## start
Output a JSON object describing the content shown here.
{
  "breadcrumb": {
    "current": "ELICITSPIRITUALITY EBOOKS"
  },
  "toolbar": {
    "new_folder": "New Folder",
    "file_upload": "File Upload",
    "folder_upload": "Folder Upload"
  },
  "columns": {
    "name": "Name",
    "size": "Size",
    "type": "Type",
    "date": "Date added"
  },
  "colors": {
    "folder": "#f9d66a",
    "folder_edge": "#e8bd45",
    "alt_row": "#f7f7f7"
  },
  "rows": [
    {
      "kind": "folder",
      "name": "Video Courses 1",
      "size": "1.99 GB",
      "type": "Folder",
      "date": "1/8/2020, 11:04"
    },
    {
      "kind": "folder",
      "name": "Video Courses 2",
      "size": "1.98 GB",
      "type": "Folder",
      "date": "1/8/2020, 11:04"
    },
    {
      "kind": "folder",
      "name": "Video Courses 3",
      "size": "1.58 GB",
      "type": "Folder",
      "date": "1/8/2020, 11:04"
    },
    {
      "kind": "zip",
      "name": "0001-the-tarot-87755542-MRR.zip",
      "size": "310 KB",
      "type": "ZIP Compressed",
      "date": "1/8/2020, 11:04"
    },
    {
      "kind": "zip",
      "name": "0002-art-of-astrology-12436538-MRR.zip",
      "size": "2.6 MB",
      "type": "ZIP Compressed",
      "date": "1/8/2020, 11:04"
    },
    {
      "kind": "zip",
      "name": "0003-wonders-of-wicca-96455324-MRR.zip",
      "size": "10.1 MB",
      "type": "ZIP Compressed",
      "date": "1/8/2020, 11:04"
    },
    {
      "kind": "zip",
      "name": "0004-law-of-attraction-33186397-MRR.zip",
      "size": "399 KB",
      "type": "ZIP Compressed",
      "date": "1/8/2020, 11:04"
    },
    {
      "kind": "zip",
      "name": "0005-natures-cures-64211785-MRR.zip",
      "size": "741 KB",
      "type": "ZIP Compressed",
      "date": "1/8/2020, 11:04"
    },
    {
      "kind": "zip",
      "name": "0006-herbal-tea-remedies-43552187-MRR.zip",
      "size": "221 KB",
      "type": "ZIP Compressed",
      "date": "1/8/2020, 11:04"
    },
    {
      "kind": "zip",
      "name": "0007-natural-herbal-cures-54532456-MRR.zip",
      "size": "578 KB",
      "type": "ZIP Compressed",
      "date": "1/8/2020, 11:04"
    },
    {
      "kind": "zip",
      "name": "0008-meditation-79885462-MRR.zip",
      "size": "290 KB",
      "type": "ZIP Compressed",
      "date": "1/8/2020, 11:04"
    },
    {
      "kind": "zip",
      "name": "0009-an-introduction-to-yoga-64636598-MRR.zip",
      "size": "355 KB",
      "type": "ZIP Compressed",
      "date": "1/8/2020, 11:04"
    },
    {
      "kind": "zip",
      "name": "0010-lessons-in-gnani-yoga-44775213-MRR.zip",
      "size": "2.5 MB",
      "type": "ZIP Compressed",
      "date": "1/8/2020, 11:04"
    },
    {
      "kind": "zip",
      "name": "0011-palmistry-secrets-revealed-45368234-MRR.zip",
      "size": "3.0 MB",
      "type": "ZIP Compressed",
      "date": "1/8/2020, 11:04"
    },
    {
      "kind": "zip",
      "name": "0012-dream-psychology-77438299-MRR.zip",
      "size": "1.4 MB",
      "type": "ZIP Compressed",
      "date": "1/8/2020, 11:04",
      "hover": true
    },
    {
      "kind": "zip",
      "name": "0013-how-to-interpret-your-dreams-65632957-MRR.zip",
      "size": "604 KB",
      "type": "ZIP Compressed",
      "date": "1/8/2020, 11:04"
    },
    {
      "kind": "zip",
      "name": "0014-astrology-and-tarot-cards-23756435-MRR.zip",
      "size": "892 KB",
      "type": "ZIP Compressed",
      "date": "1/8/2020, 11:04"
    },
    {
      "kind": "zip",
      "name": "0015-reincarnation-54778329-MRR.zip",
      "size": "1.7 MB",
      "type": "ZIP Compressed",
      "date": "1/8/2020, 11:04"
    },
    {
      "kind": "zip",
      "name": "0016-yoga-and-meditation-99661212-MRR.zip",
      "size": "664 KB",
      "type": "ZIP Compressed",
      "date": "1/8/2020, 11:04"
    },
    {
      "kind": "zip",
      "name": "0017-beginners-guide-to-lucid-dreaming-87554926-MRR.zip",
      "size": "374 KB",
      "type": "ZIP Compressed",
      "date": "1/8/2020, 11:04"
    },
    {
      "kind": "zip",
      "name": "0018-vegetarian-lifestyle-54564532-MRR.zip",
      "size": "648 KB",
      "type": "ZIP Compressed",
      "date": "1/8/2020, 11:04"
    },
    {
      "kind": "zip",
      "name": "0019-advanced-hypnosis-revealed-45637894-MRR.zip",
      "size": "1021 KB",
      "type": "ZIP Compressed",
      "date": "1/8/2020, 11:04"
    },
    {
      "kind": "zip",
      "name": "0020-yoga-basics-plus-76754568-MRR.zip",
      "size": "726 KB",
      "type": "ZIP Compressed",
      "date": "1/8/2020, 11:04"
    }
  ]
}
## end
Which lines contain the word "Courses"? Copy each of them.

*COMPLETED TASK*:
      "name": "Video Courses 1",
      "name": "Video Courses 2",
      "name": "Video Courses 3",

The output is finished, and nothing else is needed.